Exercise: Every line that holds the string "data" is to be identified and copied.

-- START --

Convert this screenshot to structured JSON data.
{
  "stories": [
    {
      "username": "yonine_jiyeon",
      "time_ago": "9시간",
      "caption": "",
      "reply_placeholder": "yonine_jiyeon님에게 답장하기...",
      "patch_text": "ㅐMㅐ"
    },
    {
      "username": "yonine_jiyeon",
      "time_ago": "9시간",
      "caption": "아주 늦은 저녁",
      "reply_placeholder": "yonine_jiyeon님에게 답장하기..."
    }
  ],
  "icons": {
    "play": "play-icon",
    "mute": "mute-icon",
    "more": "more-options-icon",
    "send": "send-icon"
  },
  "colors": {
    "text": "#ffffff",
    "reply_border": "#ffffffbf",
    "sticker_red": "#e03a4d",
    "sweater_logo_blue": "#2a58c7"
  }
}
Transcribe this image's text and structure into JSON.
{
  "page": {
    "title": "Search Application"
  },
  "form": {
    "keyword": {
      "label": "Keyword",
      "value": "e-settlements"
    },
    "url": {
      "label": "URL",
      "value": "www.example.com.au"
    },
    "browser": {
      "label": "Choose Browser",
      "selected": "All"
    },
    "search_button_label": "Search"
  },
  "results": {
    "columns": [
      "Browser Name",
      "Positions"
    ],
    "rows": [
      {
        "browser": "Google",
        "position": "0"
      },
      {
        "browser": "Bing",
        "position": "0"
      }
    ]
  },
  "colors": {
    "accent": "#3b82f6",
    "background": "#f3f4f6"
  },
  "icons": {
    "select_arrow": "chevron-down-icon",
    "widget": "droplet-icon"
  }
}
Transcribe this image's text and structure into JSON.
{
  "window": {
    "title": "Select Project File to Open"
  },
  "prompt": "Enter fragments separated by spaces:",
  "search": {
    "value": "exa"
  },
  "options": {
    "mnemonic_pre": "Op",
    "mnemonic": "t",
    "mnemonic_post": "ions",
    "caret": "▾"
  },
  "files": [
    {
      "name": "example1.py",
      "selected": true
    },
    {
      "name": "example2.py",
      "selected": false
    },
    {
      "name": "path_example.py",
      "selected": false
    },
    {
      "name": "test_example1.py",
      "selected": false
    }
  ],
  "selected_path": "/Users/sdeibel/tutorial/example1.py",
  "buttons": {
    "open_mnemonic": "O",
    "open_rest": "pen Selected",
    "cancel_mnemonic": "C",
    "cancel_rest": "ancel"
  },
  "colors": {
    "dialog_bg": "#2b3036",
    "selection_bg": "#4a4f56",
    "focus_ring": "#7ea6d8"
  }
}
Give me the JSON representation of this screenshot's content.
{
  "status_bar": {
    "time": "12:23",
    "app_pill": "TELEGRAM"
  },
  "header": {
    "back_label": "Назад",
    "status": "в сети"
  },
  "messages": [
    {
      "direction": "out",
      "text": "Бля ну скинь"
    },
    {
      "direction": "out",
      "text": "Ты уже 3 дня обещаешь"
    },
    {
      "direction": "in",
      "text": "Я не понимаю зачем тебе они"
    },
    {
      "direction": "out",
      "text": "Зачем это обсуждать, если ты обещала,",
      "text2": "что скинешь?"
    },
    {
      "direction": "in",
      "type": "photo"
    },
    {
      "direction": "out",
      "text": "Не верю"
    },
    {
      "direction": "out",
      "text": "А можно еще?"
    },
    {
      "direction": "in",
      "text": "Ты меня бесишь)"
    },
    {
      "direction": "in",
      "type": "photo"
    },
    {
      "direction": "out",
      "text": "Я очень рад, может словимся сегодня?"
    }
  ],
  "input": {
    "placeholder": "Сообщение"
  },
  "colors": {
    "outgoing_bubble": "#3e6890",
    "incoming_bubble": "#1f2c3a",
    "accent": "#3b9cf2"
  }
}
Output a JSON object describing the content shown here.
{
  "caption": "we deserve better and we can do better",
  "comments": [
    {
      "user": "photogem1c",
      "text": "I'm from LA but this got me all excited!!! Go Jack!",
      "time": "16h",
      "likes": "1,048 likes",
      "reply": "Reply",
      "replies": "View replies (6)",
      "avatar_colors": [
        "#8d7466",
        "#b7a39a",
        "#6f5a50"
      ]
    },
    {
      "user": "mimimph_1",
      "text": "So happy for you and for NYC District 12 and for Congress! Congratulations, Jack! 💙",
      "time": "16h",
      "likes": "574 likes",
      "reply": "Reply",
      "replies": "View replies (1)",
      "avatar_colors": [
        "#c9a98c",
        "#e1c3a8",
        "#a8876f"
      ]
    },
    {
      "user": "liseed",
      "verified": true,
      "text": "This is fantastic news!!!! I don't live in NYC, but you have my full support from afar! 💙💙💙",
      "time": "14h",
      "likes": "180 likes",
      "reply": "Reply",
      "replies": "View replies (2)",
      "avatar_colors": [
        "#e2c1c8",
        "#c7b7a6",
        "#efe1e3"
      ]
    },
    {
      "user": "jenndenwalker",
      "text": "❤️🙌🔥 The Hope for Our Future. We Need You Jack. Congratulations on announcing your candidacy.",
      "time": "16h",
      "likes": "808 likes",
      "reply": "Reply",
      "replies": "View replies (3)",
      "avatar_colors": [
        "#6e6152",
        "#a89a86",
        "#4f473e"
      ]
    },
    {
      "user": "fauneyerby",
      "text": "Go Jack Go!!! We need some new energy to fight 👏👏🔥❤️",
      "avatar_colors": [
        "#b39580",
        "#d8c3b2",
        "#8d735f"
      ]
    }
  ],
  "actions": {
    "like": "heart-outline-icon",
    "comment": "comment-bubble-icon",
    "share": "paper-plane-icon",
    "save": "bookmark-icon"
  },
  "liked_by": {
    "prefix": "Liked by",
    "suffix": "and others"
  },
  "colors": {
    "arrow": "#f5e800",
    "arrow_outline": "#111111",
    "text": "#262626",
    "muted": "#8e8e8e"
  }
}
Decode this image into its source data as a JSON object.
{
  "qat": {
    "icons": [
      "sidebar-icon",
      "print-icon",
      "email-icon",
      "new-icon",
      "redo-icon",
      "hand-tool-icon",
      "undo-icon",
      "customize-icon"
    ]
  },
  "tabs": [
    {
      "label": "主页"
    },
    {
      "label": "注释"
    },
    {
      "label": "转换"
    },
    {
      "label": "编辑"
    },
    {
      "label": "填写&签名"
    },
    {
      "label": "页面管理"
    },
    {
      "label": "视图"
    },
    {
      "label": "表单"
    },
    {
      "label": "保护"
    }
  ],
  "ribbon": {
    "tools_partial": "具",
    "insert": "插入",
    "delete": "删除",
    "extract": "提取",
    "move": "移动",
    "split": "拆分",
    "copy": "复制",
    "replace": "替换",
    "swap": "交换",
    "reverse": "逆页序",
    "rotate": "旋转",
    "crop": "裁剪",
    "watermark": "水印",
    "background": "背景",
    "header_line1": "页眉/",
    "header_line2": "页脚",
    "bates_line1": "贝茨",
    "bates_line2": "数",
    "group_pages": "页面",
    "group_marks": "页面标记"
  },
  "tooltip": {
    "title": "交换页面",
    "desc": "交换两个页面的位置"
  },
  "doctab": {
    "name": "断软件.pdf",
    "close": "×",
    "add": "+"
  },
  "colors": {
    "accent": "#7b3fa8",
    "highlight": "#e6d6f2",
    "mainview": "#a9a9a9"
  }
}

-- END --

Result of the exercise:
Convert this screenshot to structured JSON data.
Decode this image into its source data as a JSON object.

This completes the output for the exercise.